[Data entries]
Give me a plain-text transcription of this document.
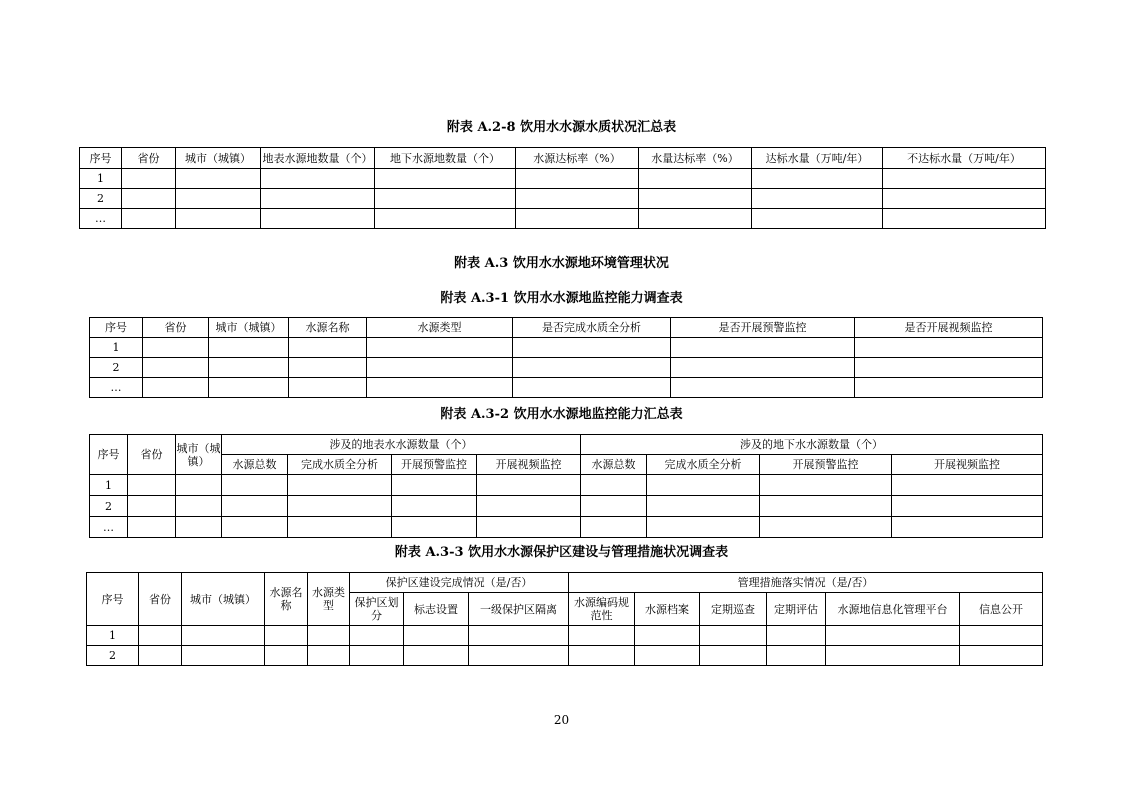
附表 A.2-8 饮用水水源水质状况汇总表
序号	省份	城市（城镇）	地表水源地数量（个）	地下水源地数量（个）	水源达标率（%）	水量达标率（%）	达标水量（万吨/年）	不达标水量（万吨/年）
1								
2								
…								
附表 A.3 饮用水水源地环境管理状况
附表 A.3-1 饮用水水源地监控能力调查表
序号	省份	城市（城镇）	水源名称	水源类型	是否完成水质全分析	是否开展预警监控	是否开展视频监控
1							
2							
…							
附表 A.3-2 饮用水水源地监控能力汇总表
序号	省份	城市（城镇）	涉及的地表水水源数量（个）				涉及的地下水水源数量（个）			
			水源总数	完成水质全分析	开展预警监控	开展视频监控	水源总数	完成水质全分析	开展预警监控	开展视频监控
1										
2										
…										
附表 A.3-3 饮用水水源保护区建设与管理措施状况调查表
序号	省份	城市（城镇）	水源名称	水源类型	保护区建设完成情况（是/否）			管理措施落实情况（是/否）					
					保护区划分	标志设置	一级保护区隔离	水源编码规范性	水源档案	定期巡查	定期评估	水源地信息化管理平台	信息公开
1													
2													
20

--

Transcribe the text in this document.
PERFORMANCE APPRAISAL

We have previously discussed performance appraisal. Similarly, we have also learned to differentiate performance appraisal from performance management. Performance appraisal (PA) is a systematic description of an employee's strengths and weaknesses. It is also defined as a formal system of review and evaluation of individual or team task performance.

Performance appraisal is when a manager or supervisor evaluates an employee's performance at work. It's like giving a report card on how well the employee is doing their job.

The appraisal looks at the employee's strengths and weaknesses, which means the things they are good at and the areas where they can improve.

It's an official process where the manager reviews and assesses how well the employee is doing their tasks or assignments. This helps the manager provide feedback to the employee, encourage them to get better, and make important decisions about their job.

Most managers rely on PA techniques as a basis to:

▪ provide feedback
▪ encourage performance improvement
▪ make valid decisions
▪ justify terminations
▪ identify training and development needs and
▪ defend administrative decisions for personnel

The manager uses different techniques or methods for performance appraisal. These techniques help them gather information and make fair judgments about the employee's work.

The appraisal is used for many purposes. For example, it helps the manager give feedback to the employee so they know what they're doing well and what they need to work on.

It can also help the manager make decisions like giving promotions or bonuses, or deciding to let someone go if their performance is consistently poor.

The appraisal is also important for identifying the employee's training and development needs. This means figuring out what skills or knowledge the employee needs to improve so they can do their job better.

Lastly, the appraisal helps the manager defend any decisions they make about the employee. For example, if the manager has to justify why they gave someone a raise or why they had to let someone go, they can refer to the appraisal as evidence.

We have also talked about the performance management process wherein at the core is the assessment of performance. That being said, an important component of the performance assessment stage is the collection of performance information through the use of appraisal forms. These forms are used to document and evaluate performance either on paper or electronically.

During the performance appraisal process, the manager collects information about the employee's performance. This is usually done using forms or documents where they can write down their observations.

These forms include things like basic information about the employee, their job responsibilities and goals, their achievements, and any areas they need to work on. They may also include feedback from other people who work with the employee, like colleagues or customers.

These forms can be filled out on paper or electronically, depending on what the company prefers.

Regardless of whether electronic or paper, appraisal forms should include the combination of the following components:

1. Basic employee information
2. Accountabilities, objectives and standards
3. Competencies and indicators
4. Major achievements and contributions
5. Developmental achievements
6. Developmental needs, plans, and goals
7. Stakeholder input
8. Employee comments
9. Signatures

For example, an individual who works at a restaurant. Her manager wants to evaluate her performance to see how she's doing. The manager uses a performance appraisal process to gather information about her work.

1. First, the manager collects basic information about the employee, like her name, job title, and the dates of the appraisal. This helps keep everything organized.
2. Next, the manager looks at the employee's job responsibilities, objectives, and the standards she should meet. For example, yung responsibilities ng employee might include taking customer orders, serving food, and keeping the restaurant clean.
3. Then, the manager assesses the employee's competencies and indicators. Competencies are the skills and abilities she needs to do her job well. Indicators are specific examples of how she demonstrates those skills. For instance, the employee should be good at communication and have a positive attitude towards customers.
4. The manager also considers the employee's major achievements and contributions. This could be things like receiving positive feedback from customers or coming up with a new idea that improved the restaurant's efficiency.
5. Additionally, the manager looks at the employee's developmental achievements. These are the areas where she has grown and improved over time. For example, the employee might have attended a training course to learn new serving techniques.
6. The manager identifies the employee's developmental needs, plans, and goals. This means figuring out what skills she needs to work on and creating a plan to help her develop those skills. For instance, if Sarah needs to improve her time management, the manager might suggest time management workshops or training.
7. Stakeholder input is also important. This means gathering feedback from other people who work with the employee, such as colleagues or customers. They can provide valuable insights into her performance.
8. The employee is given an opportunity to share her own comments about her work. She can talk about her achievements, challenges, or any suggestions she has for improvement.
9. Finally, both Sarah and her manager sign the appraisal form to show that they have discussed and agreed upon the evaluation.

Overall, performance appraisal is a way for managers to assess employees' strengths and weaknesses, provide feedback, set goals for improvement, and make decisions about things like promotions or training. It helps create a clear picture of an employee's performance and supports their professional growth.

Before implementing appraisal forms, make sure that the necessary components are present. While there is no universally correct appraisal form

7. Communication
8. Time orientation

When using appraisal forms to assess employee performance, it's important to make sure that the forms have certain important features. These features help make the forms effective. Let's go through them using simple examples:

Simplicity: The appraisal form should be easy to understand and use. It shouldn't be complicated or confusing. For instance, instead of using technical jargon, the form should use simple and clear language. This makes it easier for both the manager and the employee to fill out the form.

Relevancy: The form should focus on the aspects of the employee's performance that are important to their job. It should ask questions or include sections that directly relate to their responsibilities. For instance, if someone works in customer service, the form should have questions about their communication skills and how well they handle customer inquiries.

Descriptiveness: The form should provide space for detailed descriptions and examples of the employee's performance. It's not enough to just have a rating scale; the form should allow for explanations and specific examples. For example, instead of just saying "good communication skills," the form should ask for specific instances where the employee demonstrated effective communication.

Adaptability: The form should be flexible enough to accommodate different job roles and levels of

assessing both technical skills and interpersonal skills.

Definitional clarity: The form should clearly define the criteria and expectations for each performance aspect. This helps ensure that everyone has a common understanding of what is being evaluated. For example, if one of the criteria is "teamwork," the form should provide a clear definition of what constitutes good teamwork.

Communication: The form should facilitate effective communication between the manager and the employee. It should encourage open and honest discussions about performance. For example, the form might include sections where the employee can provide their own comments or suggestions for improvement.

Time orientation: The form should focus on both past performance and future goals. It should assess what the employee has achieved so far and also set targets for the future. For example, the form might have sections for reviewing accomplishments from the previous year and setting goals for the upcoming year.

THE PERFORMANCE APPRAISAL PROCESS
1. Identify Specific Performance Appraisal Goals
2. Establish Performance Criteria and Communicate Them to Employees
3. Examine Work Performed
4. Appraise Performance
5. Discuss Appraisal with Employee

* * *

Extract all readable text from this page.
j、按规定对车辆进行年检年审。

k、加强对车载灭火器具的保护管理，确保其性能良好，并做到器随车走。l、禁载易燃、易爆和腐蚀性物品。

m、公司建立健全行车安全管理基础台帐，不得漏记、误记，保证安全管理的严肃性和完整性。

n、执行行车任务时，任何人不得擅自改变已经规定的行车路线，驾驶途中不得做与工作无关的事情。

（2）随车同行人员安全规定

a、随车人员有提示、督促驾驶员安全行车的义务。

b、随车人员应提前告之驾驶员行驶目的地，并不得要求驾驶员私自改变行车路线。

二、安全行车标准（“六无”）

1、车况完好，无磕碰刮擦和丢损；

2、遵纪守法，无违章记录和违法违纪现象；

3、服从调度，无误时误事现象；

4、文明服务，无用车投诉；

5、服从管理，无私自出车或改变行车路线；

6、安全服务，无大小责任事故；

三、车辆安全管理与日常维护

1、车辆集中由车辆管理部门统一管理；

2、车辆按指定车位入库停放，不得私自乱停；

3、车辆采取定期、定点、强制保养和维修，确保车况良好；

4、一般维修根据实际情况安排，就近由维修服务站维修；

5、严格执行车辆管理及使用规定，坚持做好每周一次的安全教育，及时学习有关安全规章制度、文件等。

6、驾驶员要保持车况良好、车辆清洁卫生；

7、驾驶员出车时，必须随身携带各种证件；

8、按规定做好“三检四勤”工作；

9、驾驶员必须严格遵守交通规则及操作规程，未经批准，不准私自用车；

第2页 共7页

What is needed: Of the lines in the material above, state how many contain the string "水源类型"; give no other text.

Output for this task: 2